Dataset records —
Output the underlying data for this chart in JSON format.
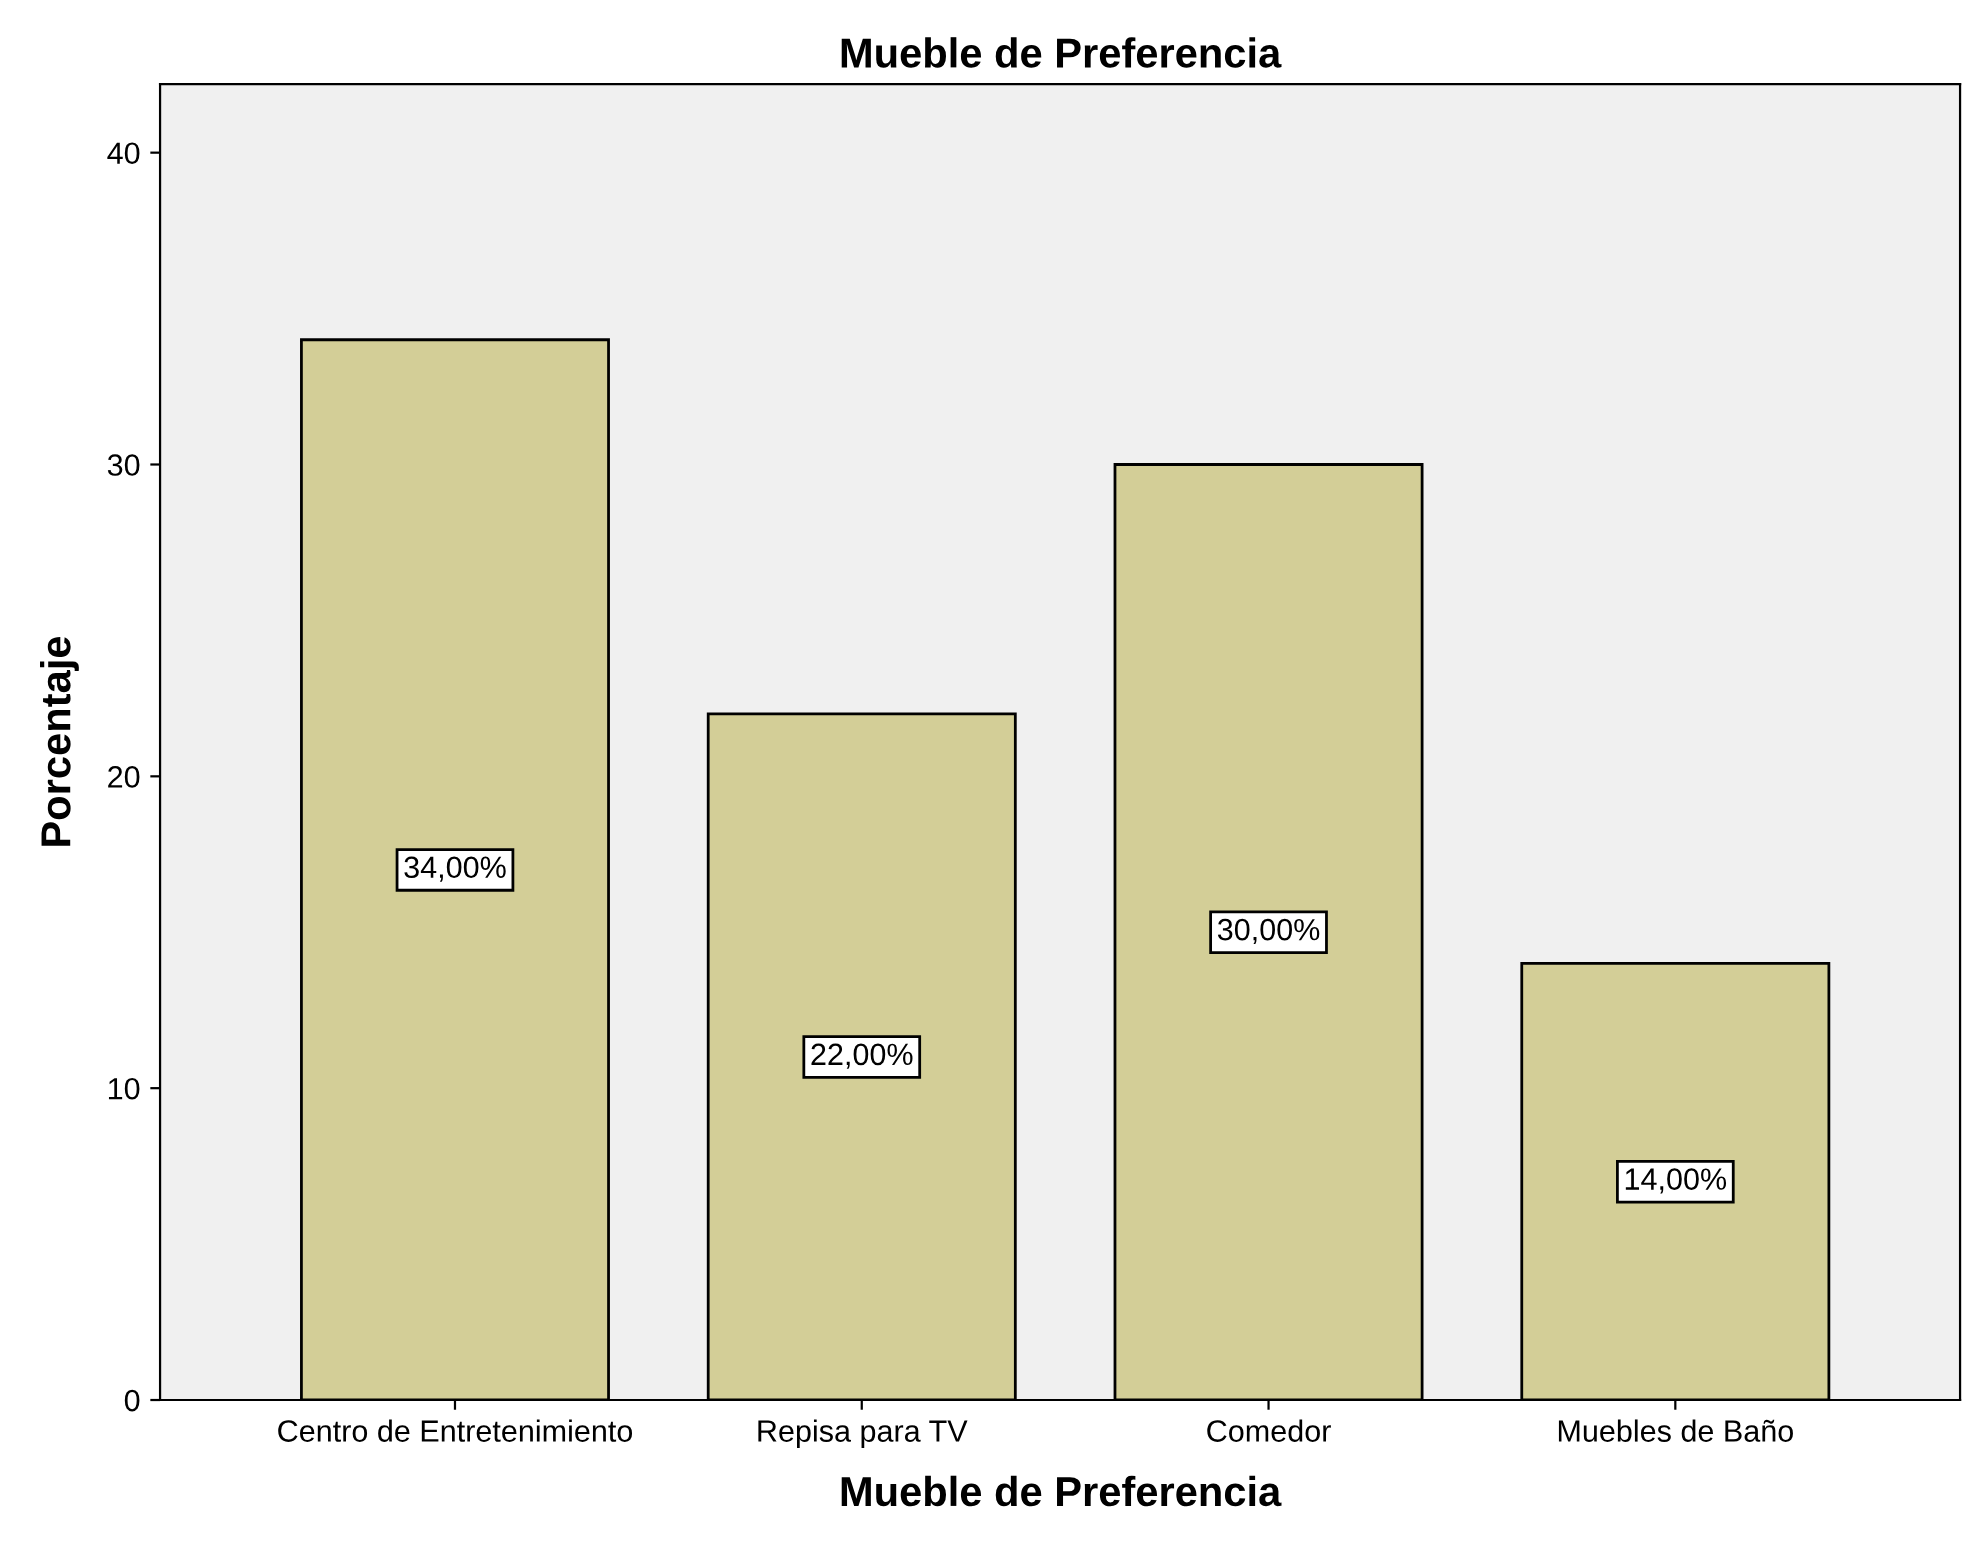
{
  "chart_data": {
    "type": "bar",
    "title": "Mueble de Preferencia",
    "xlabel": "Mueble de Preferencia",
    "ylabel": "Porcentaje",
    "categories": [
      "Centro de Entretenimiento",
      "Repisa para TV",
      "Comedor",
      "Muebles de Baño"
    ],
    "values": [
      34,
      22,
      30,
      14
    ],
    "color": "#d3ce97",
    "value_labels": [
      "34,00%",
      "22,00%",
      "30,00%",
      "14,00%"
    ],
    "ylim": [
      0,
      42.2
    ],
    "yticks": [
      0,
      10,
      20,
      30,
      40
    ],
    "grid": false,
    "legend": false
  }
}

Instructions for the task — Show all lines from the data above in which the word "Preferencia" appears.

Reply —
    "title": "Mueble de Preferencia",
    "xlabel": "Mueble de Preferencia",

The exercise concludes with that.